> WORK TO DO:
Pull out every line below holding the word "page".
====== SOURCE DATA ======
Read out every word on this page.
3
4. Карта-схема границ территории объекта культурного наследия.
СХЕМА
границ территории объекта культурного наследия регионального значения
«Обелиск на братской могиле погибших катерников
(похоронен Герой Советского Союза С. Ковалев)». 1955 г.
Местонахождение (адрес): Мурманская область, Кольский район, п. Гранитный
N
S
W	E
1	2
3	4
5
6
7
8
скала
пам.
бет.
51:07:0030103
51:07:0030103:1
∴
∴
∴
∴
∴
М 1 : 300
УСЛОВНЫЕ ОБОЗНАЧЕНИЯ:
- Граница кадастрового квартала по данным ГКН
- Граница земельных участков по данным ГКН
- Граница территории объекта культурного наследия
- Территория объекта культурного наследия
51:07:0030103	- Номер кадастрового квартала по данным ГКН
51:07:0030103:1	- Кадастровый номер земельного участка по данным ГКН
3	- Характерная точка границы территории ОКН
======
====== SOURCE DATA ======
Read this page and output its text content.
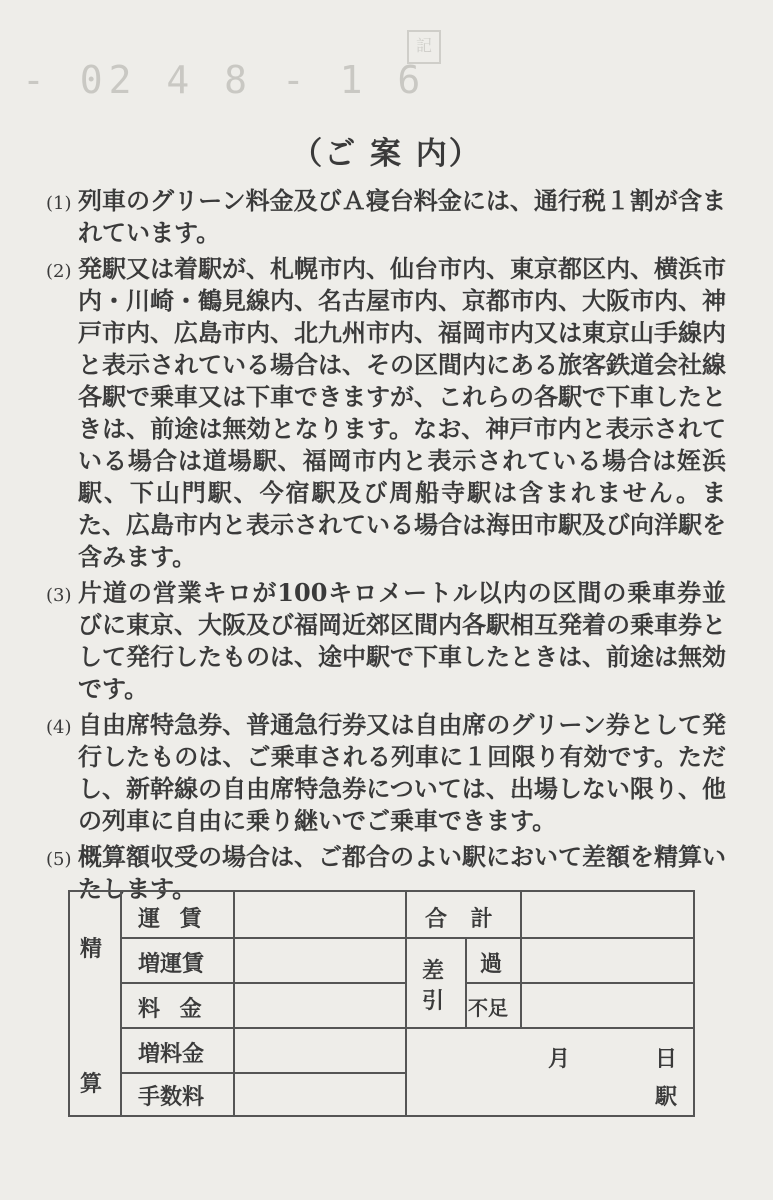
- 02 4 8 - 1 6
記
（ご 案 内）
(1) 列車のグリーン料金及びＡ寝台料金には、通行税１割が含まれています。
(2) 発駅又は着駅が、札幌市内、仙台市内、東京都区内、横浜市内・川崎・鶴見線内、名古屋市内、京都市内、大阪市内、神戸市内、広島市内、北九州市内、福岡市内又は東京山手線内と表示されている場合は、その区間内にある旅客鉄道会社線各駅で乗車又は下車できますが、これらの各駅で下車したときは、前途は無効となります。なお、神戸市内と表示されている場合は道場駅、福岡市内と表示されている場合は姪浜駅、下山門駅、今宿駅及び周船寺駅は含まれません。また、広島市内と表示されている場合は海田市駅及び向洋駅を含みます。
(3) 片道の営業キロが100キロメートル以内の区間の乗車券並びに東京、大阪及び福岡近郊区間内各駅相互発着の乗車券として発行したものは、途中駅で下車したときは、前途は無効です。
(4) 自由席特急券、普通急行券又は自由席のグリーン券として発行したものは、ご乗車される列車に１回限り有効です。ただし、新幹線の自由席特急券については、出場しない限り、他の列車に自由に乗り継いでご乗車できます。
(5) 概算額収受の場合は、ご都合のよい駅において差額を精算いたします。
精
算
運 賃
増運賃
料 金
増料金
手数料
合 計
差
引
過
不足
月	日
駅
======
> SOLVED EXERCISE:
Read out every word on this page.
Read this page and output its text content.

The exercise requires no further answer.